<<<<

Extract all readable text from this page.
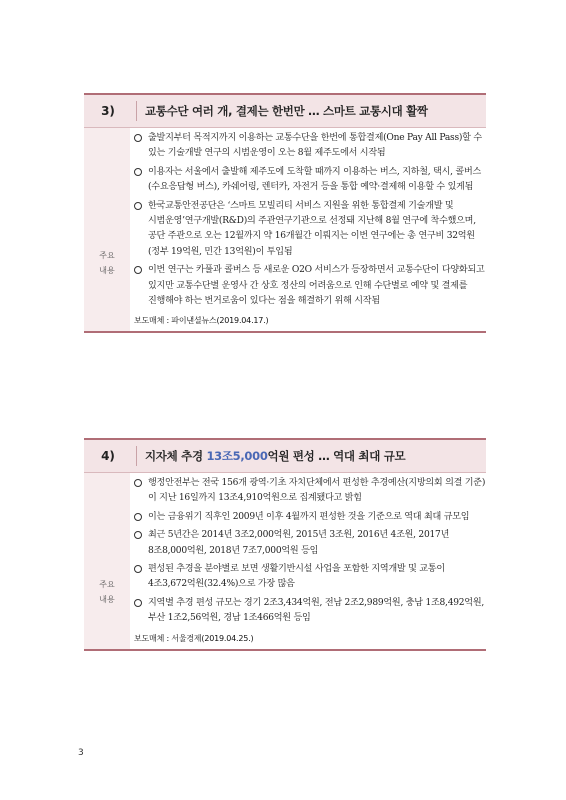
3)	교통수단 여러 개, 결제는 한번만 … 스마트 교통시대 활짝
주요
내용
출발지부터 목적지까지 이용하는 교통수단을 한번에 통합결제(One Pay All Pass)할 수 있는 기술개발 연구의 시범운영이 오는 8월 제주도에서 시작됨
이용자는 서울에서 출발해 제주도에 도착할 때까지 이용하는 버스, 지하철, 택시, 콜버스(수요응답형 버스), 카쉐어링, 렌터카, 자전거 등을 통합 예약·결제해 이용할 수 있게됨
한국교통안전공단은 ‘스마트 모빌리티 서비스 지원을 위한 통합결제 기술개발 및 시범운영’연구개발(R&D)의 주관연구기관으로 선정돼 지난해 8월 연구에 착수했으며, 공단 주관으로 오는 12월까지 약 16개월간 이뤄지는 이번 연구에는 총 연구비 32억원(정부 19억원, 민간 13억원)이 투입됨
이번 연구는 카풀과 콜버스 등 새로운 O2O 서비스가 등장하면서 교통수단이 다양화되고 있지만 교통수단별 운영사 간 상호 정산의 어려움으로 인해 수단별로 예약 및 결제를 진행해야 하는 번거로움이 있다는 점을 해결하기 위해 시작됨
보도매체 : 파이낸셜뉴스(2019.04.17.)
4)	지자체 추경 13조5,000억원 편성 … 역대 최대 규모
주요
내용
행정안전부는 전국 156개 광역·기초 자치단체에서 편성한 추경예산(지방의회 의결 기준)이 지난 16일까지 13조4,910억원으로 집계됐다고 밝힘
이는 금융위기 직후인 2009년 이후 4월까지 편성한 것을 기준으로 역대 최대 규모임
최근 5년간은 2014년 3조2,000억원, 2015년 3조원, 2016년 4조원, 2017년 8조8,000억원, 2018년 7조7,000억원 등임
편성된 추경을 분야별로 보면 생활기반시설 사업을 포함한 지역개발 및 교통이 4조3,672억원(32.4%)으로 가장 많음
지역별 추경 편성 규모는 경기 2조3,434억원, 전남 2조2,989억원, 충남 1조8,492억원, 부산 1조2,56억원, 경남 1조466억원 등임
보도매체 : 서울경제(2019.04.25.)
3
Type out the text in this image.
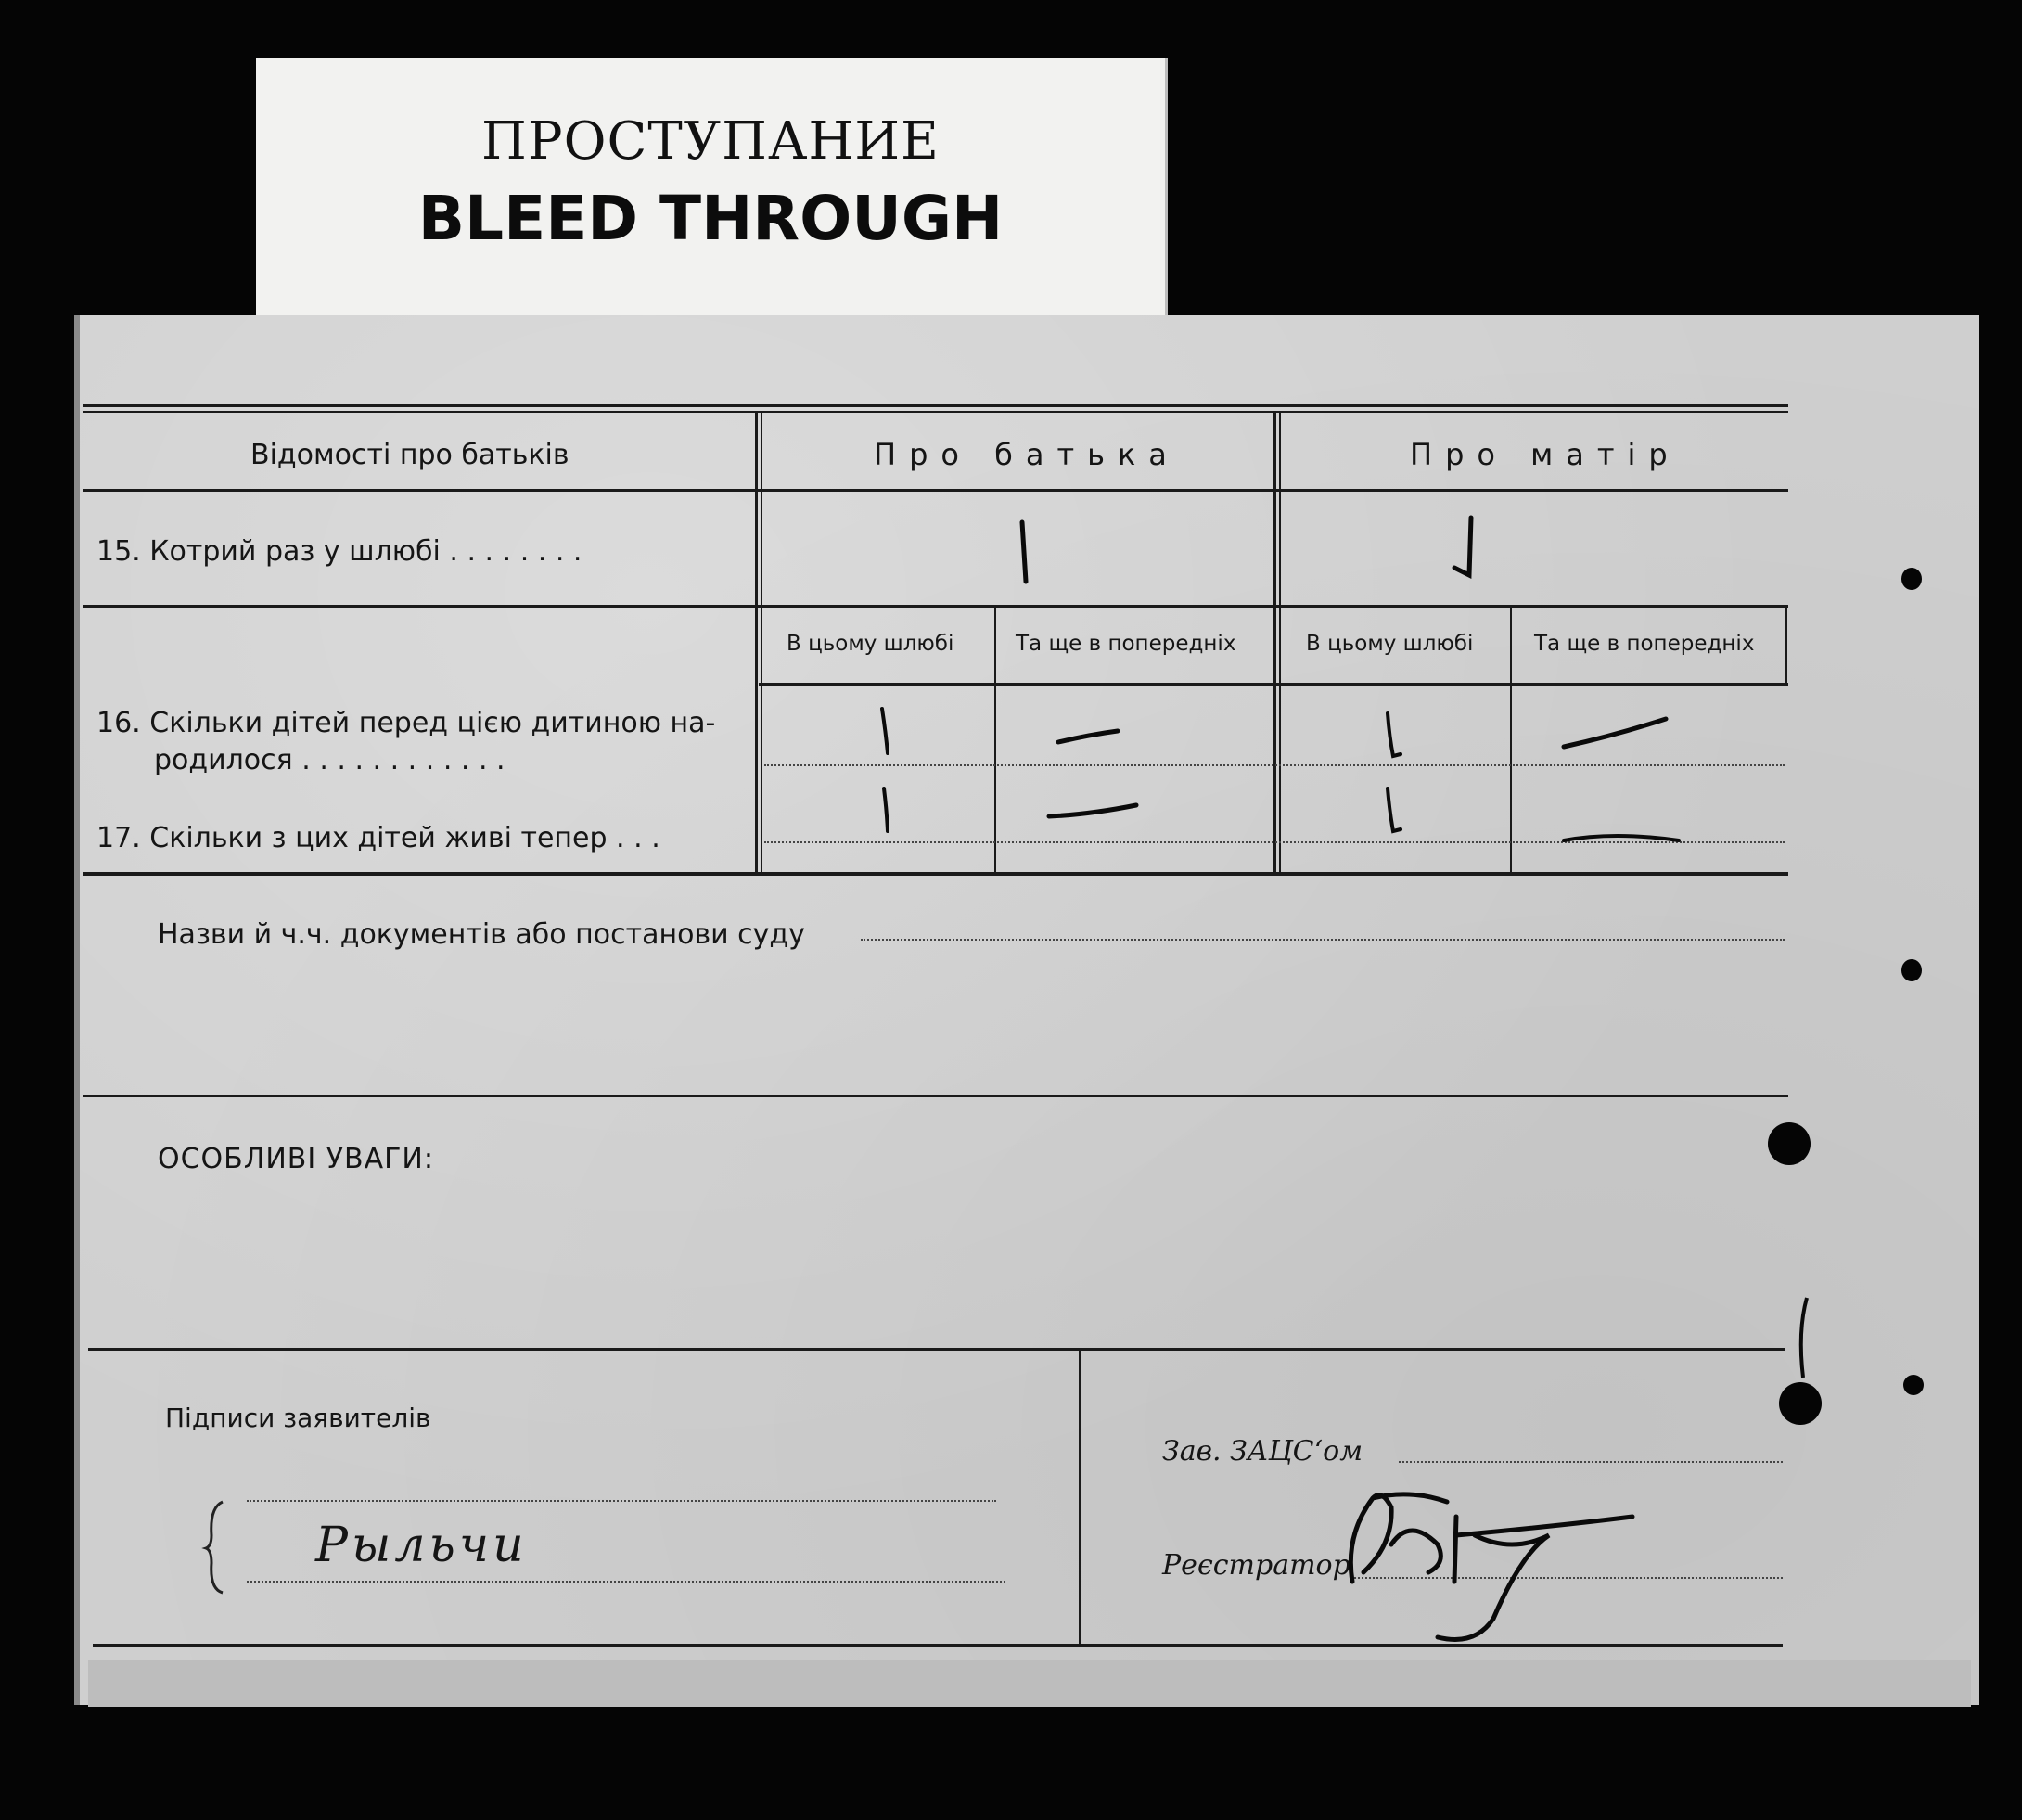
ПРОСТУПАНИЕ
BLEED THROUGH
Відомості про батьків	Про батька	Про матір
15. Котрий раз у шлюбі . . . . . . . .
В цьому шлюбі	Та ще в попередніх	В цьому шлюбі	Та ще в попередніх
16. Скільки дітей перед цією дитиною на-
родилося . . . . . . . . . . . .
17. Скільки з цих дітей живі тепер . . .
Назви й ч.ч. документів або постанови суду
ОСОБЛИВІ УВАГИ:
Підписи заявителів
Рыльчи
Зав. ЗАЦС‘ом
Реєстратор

>>>>

> WORK TO DO:
From the material above, reproduce everything verbatim except the pictures.

> TASK RESPONSE:
Extract all readable text from this page.
3)	교통수단 여러 개, 결제는 한번만 … 스마트 교통시대 활짝
주요
내용
출발지부터 목적지까지 이용하는 교통수단을 한번에 통합결제(One Pay All Pass)할 수 있는 기술개발 연구의 시범운영이 오는 8월 제주도에서 시작됨
이용자는 서울에서 출발해 제주도에 도착할 때까지 이용하는 버스, 지하철, 택시, 콜버스(수요응답형 버스), 카쉐어링, 렌터카, 자전거 등을 통합 예약·결제해 이용할 수 있게됨
한국교통안전공단은 ‘스마트 모빌리티 서비스 지원을 위한 통합결제 기술개발 및 시범운영’연구개발(R&D)의 주관연구기관으로 선정돼 지난해 8월 연구에 착수했으며, 공단 주관으로 오는 12월까지 약 16개월간 이뤄지는 이번 연구에는 총 연구비 32억원(정부 19억원, 민간 13억원)이 투입됨
이번 연구는 카풀과 콜버스 등 새로운 O2O 서비스가 등장하면서 교통수단이 다양화되고 있지만 교통수단별 운영사 간 상호 정산의 어려움으로 인해 수단별로 예약 및 결제를 진행해야 하는 번거로움이 있다는 점을 해결하기 위해 시작됨
보도매체 : 파이낸셜뉴스(2019.04.17.)
4)	지자체 추경 13조5,000억원 편성 … 역대 최대 규모
주요
내용
행정안전부는 전국 156개 광역·기초 자치단체에서 편성한 추경예산(지방의회 의결 기준)이 지난 16일까지 13조4,910억원으로 집계됐다고 밝힘
이는 금융위기 직후인 2009년 이후 4월까지 편성한 것을 기준으로 역대 최대 규모임
최근 5년간은 2014년 3조2,000억원, 2015년 3조원, 2016년 4조원, 2017년 8조8,000억원, 2018년 7조7,000억원 등임
편성된 추경을 분야별로 보면 생활기반시설 사업을 포함한 지역개발 및 교통이 4조3,672억원(32.4%)으로 가장 많음
지역별 추경 편성 규모는 경기 2조3,434억원, 전남 2조2,989억원, 충남 1조8,492억원, 부산 1조2,56억원, 경남 1조466억원 등임
보도매체 : 서울경제(2019.04.25.)
3
Type out the text in this image.
ПРОСТУПАНИЕ
BLEED THROUGH
Відомості про батьків	Про батька	Про матір
15. Котрий раз у шлюбі . . . . . . . .
В цьому шлюбі	Та ще в попередніх	В цьому шлюбі	Та ще в попередніх
16. Скільки дітей перед цією дитиною на-
родилося . . . . . . . . . . . .
17. Скільки з цих дітей живі тепер . . .
Назви й ч.ч. документів або постанови суду
ОСОБЛИВІ УВАГИ:
Підписи заявителів
Рыльчи
Зав. ЗАЦС‘ом
Реєстратор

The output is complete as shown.